Records contained in a dataset:
----------------
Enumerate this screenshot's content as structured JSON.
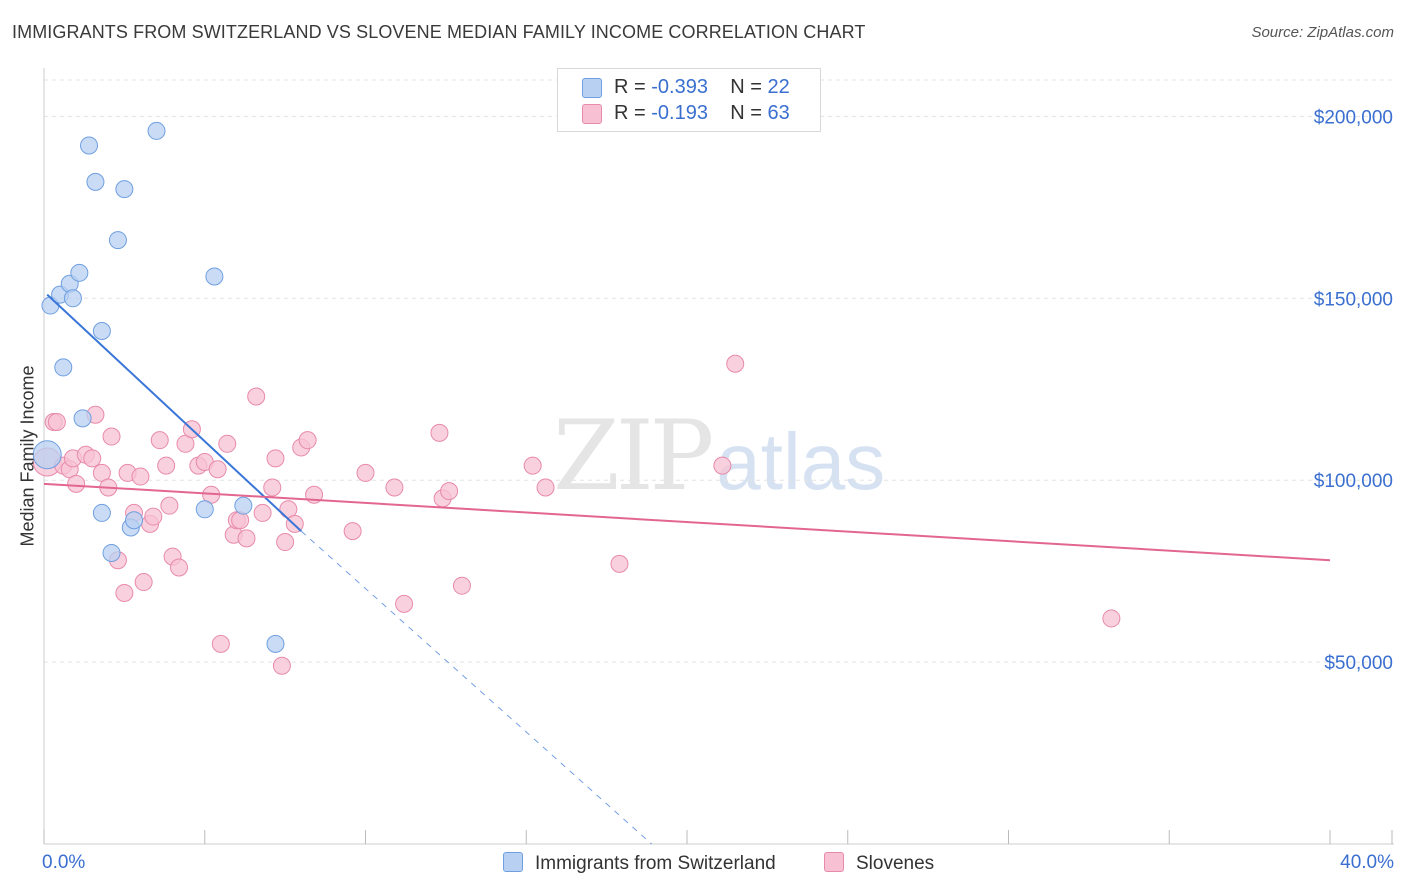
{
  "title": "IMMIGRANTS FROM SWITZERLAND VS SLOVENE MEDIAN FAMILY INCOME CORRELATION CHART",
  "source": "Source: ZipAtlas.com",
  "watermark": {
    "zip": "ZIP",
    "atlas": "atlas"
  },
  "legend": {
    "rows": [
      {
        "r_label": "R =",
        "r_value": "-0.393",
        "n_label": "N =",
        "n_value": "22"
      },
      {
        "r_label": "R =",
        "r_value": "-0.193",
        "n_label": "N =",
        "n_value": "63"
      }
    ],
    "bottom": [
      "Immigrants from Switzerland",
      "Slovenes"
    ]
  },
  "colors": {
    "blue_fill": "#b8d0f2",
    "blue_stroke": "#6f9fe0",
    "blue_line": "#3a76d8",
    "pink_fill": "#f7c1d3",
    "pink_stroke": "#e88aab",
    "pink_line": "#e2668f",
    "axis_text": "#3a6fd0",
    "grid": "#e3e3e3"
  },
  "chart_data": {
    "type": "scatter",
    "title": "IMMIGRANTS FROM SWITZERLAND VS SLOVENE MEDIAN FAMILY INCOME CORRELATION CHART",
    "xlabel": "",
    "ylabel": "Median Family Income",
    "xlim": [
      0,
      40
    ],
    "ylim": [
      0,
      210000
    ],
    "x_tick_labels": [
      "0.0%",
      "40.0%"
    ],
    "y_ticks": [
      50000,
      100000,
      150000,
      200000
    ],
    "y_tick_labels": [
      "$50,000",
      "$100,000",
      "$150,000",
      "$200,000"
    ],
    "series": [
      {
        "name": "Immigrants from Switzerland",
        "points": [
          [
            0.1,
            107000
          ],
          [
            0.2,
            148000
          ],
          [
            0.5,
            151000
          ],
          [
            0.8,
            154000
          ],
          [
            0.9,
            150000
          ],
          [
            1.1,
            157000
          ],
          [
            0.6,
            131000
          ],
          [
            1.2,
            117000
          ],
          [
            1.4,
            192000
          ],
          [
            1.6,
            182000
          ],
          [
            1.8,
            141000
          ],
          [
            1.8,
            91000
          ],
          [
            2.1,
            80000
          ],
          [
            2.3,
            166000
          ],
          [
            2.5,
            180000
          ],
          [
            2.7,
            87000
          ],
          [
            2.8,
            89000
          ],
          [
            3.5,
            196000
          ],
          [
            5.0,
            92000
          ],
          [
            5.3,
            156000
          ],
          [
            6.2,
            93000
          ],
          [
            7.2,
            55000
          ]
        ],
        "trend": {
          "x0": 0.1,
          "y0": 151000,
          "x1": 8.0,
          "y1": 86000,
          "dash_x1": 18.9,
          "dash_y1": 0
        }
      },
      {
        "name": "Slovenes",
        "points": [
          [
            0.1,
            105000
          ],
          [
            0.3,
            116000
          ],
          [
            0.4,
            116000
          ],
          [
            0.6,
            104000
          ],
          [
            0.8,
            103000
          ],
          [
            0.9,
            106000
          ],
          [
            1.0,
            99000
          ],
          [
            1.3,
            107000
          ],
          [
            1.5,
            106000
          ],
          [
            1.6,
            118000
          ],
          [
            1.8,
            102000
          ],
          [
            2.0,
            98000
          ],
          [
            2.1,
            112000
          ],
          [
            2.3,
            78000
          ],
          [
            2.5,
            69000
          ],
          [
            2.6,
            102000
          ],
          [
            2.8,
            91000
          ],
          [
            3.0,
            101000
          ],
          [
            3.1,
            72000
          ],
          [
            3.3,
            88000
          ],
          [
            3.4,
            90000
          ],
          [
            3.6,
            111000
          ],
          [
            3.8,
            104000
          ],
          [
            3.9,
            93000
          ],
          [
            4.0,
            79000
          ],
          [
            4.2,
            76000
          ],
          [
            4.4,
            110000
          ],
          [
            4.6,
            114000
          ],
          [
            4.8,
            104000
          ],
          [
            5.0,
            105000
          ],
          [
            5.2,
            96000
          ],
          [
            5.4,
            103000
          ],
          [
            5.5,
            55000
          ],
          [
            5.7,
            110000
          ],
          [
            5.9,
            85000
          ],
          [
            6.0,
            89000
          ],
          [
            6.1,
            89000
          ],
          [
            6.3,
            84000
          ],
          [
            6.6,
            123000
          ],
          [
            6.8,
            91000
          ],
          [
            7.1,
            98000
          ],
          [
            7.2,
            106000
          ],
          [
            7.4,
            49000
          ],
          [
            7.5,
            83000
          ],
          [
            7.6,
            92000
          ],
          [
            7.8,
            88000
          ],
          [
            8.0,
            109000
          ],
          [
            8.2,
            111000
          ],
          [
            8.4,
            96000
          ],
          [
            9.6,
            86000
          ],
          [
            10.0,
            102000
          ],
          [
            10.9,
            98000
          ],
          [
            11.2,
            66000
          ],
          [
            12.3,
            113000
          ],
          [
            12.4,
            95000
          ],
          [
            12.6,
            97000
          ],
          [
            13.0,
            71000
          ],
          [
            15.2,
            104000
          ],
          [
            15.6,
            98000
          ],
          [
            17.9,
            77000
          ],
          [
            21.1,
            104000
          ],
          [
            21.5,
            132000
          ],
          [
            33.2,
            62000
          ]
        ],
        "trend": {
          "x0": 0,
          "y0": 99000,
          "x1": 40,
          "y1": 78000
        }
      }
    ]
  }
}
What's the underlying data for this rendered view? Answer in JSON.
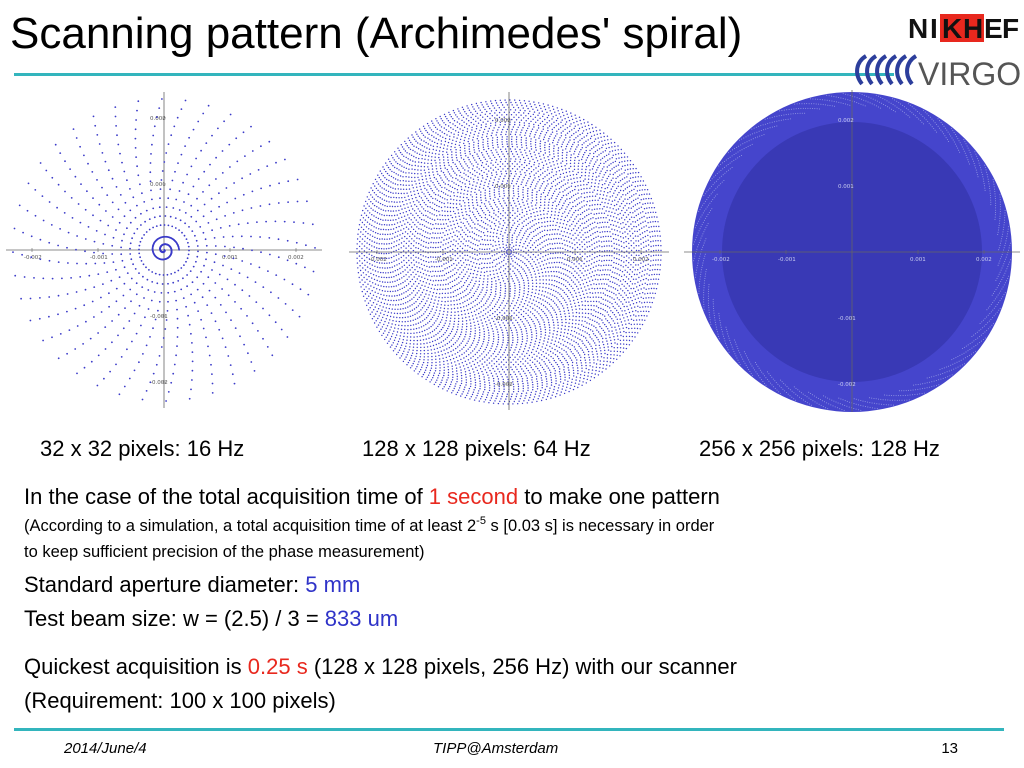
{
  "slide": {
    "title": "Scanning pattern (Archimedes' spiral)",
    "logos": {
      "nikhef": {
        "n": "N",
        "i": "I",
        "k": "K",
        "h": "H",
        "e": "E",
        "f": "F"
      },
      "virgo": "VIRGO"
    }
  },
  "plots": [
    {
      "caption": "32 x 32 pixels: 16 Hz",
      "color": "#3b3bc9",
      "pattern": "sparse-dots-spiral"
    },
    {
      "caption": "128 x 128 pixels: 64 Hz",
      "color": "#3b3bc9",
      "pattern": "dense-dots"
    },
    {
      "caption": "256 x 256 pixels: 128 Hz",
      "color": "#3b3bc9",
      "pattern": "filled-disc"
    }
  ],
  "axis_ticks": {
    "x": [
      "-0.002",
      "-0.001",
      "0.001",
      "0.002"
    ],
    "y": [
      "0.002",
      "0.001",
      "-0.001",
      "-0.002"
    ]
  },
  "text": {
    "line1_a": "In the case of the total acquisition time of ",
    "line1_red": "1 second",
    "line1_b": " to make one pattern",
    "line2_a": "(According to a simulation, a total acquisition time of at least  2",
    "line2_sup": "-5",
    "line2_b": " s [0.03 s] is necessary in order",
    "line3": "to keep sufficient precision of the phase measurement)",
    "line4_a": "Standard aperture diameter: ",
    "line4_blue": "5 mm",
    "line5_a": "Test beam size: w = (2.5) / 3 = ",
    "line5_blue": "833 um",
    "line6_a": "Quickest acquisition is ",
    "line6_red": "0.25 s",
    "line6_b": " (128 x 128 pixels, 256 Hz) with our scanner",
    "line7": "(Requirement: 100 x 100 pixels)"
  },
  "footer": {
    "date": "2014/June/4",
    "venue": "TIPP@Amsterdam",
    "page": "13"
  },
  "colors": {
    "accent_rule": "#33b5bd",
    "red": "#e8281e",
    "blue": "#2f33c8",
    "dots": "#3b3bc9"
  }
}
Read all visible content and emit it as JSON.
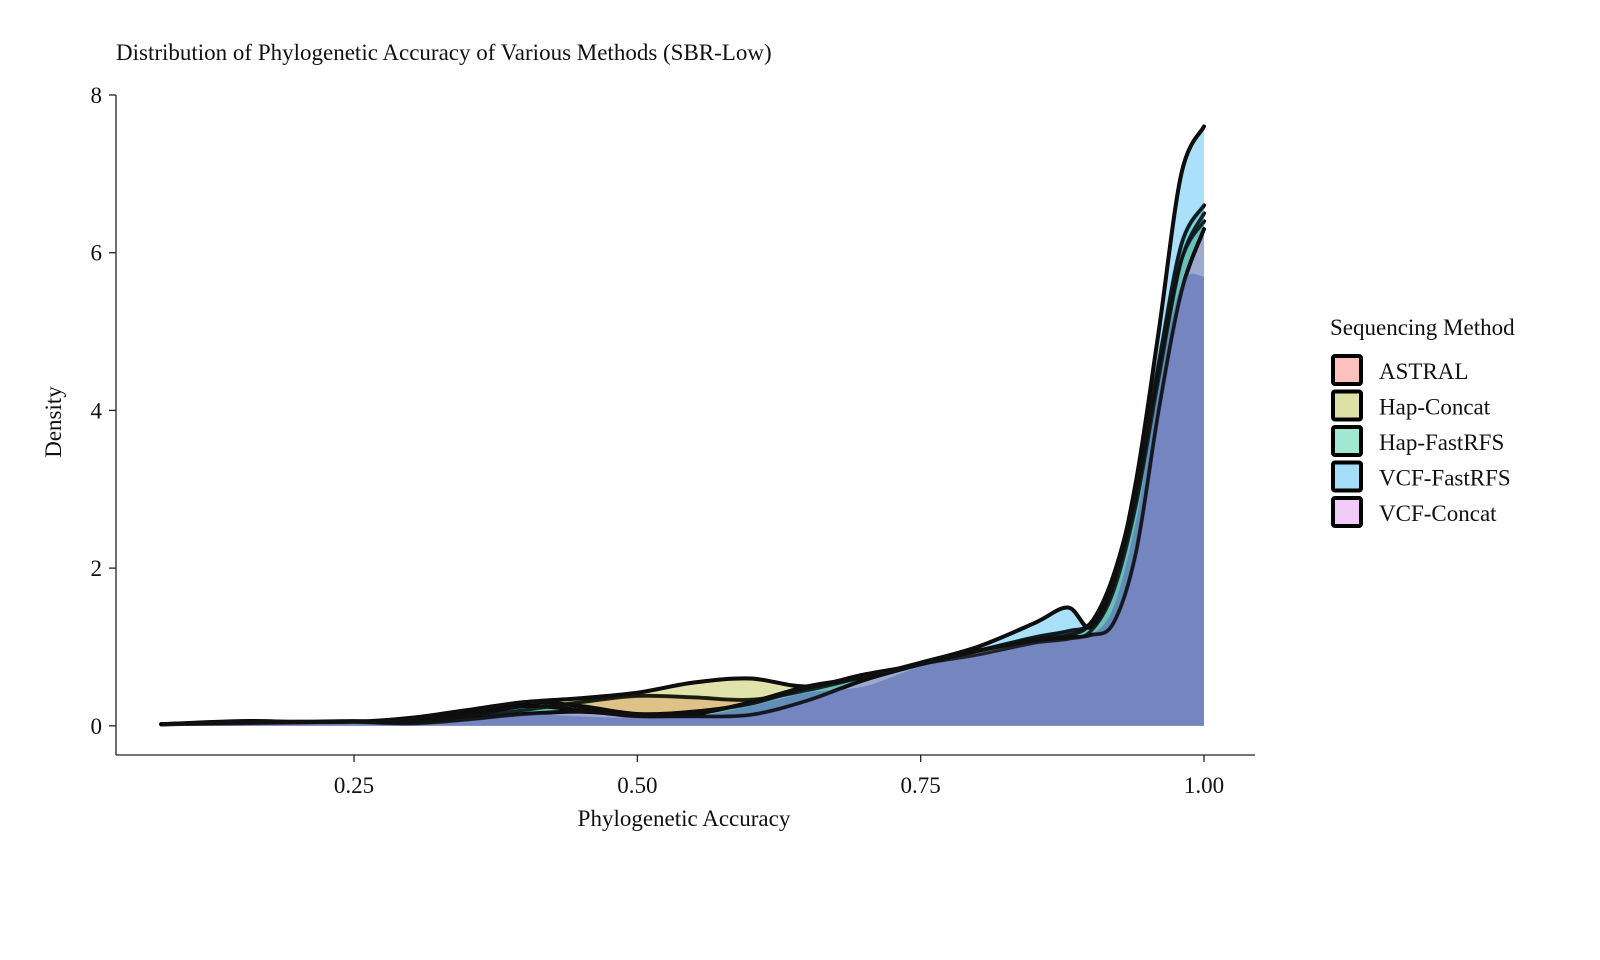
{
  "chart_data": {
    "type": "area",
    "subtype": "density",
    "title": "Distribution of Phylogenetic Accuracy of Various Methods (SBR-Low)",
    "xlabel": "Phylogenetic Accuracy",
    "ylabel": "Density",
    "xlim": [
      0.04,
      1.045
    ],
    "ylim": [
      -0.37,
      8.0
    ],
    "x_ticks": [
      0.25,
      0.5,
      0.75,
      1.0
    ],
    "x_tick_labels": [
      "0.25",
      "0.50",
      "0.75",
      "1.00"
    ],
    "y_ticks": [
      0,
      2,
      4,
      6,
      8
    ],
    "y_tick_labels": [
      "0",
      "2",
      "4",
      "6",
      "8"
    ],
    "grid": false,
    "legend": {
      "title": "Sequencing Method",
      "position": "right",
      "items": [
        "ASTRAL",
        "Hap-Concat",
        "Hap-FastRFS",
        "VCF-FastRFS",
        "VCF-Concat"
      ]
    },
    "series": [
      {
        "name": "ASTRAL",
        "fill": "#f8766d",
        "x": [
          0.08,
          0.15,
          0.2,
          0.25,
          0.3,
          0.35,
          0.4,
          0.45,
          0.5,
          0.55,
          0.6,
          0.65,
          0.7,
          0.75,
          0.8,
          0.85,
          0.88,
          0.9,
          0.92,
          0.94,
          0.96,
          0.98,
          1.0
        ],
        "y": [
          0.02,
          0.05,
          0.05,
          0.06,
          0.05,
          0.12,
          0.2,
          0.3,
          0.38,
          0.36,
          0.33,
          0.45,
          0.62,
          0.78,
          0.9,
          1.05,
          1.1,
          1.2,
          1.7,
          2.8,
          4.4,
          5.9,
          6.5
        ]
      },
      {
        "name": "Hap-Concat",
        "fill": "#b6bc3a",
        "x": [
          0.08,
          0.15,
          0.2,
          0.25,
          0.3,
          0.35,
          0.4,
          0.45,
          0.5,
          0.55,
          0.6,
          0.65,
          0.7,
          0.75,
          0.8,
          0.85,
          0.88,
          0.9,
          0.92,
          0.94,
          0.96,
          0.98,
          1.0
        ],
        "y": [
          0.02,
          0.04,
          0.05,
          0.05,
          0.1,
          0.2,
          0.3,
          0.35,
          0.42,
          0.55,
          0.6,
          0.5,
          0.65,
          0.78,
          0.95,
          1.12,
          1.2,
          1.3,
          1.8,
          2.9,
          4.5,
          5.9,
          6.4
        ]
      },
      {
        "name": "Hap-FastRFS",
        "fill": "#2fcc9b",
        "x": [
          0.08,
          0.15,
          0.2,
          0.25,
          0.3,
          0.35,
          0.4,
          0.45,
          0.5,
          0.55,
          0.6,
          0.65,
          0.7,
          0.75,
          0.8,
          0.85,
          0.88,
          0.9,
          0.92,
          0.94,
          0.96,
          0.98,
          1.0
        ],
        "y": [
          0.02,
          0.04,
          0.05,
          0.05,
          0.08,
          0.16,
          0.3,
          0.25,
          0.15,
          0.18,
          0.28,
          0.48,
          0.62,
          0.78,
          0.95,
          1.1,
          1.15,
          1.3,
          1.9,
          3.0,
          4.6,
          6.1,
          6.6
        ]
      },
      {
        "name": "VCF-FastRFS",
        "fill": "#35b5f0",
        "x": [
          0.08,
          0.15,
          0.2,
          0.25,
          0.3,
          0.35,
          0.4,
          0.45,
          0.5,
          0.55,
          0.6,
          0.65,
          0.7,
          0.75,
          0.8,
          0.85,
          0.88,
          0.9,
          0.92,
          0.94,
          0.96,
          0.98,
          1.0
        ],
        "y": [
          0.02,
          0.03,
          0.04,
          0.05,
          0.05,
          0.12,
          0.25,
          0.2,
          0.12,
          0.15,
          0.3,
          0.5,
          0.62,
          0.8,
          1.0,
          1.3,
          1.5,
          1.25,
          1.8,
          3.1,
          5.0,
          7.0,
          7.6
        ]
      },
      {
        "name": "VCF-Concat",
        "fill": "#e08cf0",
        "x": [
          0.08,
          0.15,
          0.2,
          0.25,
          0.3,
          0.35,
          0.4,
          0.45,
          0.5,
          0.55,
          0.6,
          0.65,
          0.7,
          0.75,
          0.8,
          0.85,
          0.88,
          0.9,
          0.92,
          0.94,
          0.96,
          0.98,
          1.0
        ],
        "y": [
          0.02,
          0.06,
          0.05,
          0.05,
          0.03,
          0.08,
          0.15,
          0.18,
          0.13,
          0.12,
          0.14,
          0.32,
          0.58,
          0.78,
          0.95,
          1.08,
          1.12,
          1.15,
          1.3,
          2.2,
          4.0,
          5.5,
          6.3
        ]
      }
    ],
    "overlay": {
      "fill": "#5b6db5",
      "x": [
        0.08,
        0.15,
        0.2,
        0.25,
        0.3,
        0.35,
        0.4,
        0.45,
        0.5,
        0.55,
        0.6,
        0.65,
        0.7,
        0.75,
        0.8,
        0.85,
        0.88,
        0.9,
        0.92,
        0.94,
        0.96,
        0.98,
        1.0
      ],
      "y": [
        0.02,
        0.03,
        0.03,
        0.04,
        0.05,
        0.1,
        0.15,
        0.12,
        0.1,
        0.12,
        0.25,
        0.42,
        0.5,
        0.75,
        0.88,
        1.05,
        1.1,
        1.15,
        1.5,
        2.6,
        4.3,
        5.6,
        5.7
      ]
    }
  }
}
----------------
- _Exercise instructions_
Extract every line of the records above that contains the word "CORRELATION".

- _Task output_
  "title": "IMMIGRANTS FROM SWITZERLAND VS SLOVENE MEDIAN FAMILY INCOME CORRELATION CHART",
    "title": "IMMIGRANTS FROM SWITZERLAND VS SLOVENE MEDIAN FAMILY INCOME CORRELATION CHART",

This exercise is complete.